------ Records for the task ------
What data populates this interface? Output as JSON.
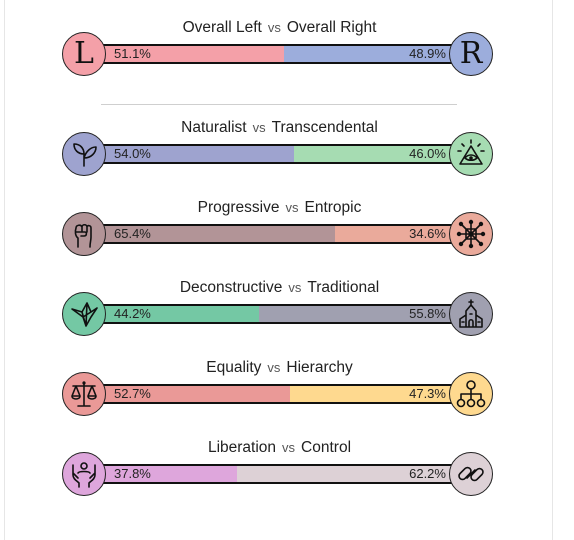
{
  "rows": [
    {
      "left_label": "Overall Left",
      "vs": "vs",
      "right_label": "Overall Right",
      "left_pct": "51.1%",
      "right_pct": "48.9%",
      "left_value": 51.1,
      "left_color": "#f4a0a8",
      "right_color": "#9caddc",
      "left_icon": "letter-l-icon",
      "right_icon": "letter-r-icon",
      "left_glyph": "L",
      "right_glyph": "R"
    },
    {
      "left_label": "Naturalist",
      "vs": "vs",
      "right_label": "Transcendental",
      "left_pct": "54.0%",
      "right_pct": "46.0%",
      "left_value": 54.0,
      "left_color": "#9ea3cf",
      "right_color": "#a6dcb2",
      "left_icon": "sprout-icon",
      "right_icon": "all-seeing-eye-icon"
    },
    {
      "left_label": "Progressive",
      "vs": "vs",
      "right_label": "Entropic",
      "left_pct": "65.4%",
      "right_pct": "34.6%",
      "left_value": 65.4,
      "left_color": "#b29497",
      "right_color": "#eaaa9b",
      "left_icon": "raised-fist-icon",
      "right_icon": "network-burst-icon"
    },
    {
      "left_label": "Deconstructive",
      "vs": "vs",
      "right_label": "Traditional",
      "left_pct": "44.2%",
      "right_pct": "55.8%",
      "left_value": 44.2,
      "left_color": "#74c8a4",
      "right_color": "#a0a0b0",
      "left_icon": "origami-bird-icon",
      "right_icon": "church-icon"
    },
    {
      "left_label": "Equality",
      "vs": "vs",
      "right_label": "Hierarchy",
      "left_pct": "52.7%",
      "right_pct": "47.3%",
      "left_value": 52.7,
      "left_color": "#ea9997",
      "right_color": "#fed98f",
      "left_icon": "scales-icon",
      "right_icon": "org-chart-icon"
    },
    {
      "left_label": "Liberation",
      "vs": "vs",
      "right_label": "Control",
      "left_pct": "37.8%",
      "right_pct": "62.2%",
      "left_value": 37.8,
      "left_color": "#dea6dc",
      "right_color": "#ddd1d6",
      "left_icon": "open-hands-icon",
      "right_icon": "chain-link-icon"
    }
  ]
}
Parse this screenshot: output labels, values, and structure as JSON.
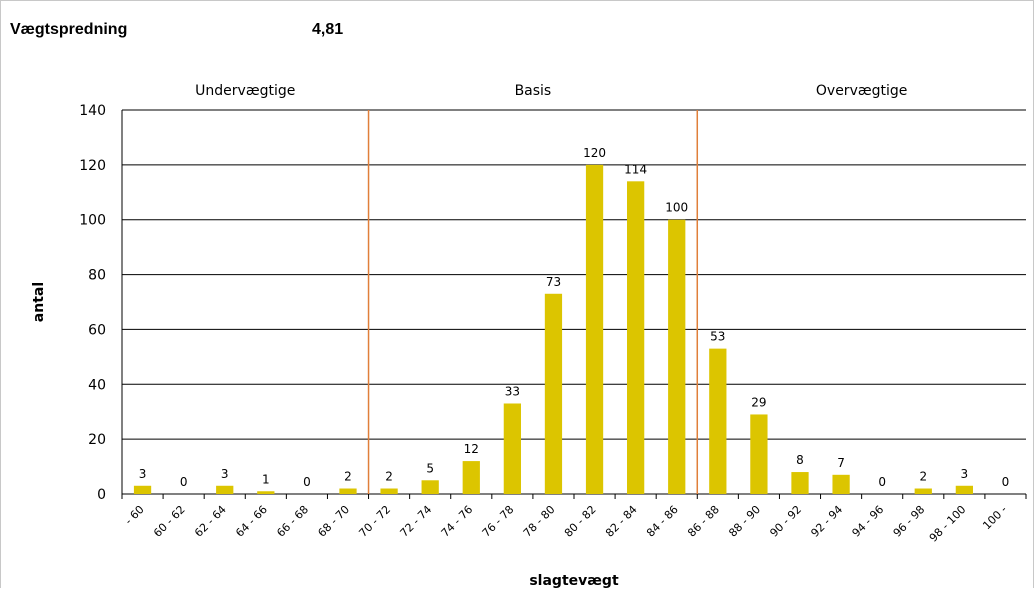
{
  "header": {
    "label": "Vægtspredning",
    "value": "4,81"
  },
  "chart_data": {
    "type": "bar",
    "xlabel": "slagtevægt",
    "ylabel": "antal",
    "ylim": [
      0,
      140
    ],
    "yticks": [
      0,
      20,
      40,
      60,
      80,
      100,
      120,
      140
    ],
    "grid": true,
    "categories": [
      "- 60",
      "60 - 62",
      "62 - 64",
      "64 - 66",
      "66 - 68",
      "68 - 70",
      "70 - 72",
      "72 - 74",
      "74 - 76",
      "76 - 78",
      "78 - 80",
      "80 - 82",
      "82 - 84",
      "84 - 86",
      "86 - 88",
      "88 - 90",
      "90 - 92",
      "92 - 94",
      "94 - 96",
      "96 - 98",
      "98 - 100",
      "100 -"
    ],
    "values": [
      3,
      0,
      3,
      1,
      0,
      2,
      2,
      5,
      12,
      33,
      73,
      120,
      114,
      100,
      53,
      29,
      8,
      7,
      0,
      2,
      3,
      0
    ],
    "bar_color": "#dcc500",
    "divider_color": "#e07f3a",
    "dividers_after_index": [
      5,
      13
    ],
    "regions": [
      {
        "label": "Undervægtige"
      },
      {
        "label": "Basis"
      },
      {
        "label": "Overvægtige"
      }
    ]
  }
}
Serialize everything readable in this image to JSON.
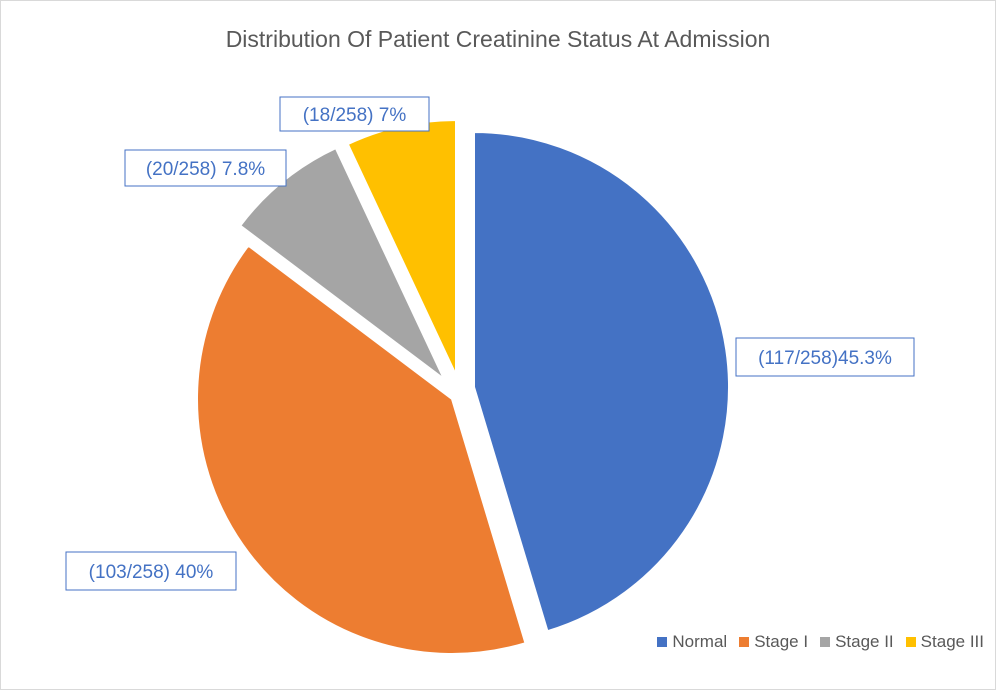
{
  "chart_data": {
    "type": "pie",
    "title": "Distribution Of Patient Creatinine Status At Admission",
    "total": 258,
    "slices": [
      {
        "name": "Normal",
        "count": 117,
        "percent": 45.3,
        "label": "(117/258)45.3%",
        "color": "#4472C4"
      },
      {
        "name": "Stage I",
        "count": 103,
        "percent": 40,
        "label": "(103/258) 40%",
        "color": "#ED7D31"
      },
      {
        "name": "Stage II",
        "count": 20,
        "percent": 7.8,
        "label": "(20/258) 7.8%",
        "color": "#A5A5A5"
      },
      {
        "name": "Stage III",
        "count": 18,
        "percent": 7,
        "label": "(18/258) 7%",
        "color": "#FFC000"
      }
    ],
    "legend_position": "bottom-right",
    "label_color": "#4472C4"
  }
}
------
Write out an exact copy of the lines beginning at the line that contains "Parse this screenshot: output" and ending at the last line of the listing. Exclude pictures.

## Response to this task
Parse this screenshot: output labels, values, and structure as JSON.
{
  "header": {
    "label": "Vægtspredning",
    "value": "4,81"
  },
  "chart_data": {
    "type": "bar",
    "xlabel": "slagtevægt",
    "ylabel": "antal",
    "ylim": [
      0,
      140
    ],
    "yticks": [
      0,
      20,
      40,
      60,
      80,
      100,
      120,
      140
    ],
    "grid": true,
    "categories": [
      "- 60",
      "60 - 62",
      "62 - 64",
      "64 - 66",
      "66 - 68",
      "68 - 70",
      "70 - 72",
      "72 - 74",
      "74 - 76",
      "76 - 78",
      "78 - 80",
      "80 - 82",
      "82 - 84",
      "84 - 86",
      "86 - 88",
      "88 - 90",
      "90 - 92",
      "92 - 94",
      "94 - 96",
      "96 - 98",
      "98 - 100",
      "100 -"
    ],
    "values": [
      3,
      0,
      3,
      1,
      0,
      2,
      2,
      5,
      12,
      33,
      73,
      120,
      114,
      100,
      53,
      29,
      8,
      7,
      0,
      2,
      3,
      0
    ],
    "bar_color": "#dcc500",
    "divider_color": "#e07f3a",
    "dividers_after_index": [
      5,
      13
    ],
    "regions": [
      {
        "label": "Undervægtige"
      },
      {
        "label": "Basis"
      },
      {
        "label": "Overvægtige"
      }
    ]
  }
}
Serialize everything readable in this image to JSON.
{
  "chart_data": {
    "type": "pie",
    "title": "Distribution Of Patient Creatinine Status At Admission",
    "total": 258,
    "slices": [
      {
        "name": "Normal",
        "count": 117,
        "percent": 45.3,
        "label": "(117/258)45.3%",
        "color": "#4472C4"
      },
      {
        "name": "Stage I",
        "count": 103,
        "percent": 40,
        "label": "(103/258) 40%",
        "color": "#ED7D31"
      },
      {
        "name": "Stage II",
        "count": 20,
        "percent": 7.8,
        "label": "(20/258) 7.8%",
        "color": "#A5A5A5"
      },
      {
        "name": "Stage III",
        "count": 18,
        "percent": 7,
        "label": "(18/258) 7%",
        "color": "#FFC000"
      }
    ],
    "legend_position": "bottom-right",
    "label_color": "#4472C4"
  }
}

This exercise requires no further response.